Return the lines below that carry the word "注册用户后".

** begin LISTING **

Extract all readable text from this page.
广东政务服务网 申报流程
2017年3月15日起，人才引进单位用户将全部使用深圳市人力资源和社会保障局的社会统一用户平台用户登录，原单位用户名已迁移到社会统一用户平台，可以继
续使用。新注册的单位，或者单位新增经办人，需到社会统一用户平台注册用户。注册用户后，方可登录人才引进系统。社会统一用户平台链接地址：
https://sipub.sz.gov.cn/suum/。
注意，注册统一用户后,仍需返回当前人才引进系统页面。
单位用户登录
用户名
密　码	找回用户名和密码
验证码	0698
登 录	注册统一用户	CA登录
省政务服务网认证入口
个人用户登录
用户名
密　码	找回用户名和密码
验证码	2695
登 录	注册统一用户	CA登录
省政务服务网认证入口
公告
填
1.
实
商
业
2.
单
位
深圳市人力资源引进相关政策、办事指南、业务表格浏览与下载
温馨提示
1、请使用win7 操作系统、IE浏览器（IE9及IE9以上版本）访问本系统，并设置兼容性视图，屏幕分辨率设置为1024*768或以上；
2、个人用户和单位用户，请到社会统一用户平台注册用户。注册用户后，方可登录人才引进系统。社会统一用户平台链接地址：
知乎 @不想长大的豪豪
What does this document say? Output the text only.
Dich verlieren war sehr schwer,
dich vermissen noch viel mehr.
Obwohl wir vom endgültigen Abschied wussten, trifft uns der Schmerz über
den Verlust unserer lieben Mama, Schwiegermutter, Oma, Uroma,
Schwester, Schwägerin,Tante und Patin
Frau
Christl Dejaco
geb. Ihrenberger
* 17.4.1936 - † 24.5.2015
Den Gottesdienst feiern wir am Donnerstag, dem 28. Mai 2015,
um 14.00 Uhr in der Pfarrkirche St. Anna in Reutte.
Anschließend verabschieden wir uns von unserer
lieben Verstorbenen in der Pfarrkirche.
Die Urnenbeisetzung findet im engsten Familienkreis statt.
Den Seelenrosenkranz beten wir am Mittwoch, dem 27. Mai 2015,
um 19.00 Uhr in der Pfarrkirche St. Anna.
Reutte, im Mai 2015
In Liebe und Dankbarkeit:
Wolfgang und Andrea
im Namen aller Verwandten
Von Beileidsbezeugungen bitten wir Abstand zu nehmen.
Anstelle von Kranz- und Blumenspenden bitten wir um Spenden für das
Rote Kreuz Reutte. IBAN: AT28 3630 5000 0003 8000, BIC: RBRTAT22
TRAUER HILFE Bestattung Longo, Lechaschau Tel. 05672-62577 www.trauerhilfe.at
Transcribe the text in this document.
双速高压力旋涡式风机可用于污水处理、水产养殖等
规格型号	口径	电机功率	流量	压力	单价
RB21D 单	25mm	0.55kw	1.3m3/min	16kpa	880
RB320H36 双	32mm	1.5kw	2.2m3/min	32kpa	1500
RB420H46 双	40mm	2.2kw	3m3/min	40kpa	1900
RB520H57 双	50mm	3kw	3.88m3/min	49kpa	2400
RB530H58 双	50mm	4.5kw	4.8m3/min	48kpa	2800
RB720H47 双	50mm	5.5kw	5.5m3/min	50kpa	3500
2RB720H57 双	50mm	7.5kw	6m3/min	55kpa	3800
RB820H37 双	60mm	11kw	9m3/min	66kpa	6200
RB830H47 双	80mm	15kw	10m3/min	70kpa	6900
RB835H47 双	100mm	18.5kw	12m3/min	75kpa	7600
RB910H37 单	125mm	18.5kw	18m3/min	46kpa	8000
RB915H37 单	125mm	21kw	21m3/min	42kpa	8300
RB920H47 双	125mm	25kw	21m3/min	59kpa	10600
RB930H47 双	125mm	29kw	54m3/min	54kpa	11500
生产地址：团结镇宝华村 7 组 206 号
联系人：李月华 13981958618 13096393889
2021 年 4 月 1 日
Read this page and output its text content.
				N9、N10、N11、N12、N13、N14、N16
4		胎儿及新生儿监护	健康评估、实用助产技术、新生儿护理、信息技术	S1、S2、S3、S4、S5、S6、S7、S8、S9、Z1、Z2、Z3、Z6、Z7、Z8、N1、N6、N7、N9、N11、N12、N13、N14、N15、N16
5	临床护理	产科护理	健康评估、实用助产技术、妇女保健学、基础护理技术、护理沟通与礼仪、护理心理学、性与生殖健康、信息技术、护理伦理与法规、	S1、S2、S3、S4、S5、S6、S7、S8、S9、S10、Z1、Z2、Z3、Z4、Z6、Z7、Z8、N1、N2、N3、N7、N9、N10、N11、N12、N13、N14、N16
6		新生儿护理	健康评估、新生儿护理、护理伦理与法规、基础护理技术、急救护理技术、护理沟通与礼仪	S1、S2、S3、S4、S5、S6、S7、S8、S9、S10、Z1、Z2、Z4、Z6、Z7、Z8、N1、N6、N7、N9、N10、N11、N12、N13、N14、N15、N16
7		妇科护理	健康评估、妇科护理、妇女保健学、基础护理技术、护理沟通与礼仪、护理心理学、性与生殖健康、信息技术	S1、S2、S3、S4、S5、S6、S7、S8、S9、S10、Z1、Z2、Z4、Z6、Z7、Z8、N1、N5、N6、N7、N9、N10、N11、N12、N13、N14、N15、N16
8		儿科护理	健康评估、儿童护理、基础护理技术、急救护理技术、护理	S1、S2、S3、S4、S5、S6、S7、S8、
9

** end LISTING **

-- TASK RESPONSE --
续使用。新注册的单位，或者单位新增经办人，需到社会统一用户平台注册用户。注册用户后，方可登录人才引进系统。社会统一用户平台链接地址：
2、个人用户和单位用户，请到社会统一用户平台注册用户。注册用户后，方可登录人才引进系统。社会统一用户平台链接地址：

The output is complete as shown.